## Stored records
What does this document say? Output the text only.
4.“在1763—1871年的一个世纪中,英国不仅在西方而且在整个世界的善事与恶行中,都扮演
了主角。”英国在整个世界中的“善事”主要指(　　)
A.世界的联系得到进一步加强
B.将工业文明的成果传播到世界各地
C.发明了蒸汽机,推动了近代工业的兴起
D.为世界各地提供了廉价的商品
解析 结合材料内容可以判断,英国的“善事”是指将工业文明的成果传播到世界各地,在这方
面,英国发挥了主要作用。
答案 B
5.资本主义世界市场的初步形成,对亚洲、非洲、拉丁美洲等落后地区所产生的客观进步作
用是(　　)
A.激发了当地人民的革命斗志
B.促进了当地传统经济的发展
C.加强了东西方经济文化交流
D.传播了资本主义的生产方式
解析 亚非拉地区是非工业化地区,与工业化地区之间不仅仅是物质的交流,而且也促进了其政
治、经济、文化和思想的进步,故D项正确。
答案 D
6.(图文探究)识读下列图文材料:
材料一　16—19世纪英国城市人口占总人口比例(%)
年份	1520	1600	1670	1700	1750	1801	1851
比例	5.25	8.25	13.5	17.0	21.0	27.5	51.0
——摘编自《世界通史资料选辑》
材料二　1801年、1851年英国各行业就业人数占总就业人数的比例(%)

## To do
Transcribe each entry precisely, missing none.

## Response to this exercise
What does this document say? Output the text only.
4.“在1763—1871年的一个世纪中,英国不仅在西方而且在整个世界的善事与恶行中,都扮演
了主角。”英国在整个世界中的“善事”主要指(　　)
A.世界的联系得到进一步加强
B.将工业文明的成果传播到世界各地
C.发明了蒸汽机,推动了近代工业的兴起
D.为世界各地提供了廉价的商品
解析 结合材料内容可以判断,英国的“善事”是指将工业文明的成果传播到世界各地,在这方
面,英国发挥了主要作用。
答案 B
5.资本主义世界市场的初步形成,对亚洲、非洲、拉丁美洲等落后地区所产生的客观进步作
用是(　　)
A.激发了当地人民的革命斗志
B.促进了当地传统经济的发展
C.加强了东西方经济文化交流
D.传播了资本主义的生产方式
解析 亚非拉地区是非工业化地区,与工业化地区之间不仅仅是物质的交流,而且也促进了其政
治、经济、文化和思想的进步,故D项正确。
答案 D
6.(图文探究)识读下列图文材料:
材料一　16—19世纪英国城市人口占总人口比例(%)
年份	1520	1600	1670	1700	1750	1801	1851
比例	5.25	8.25	13.5	17.0	21.0	27.5	51.0
——摘编自《世界通史资料选辑》
材料二　1801年、1851年英国各行业就业人数占总就业人数的比例(%)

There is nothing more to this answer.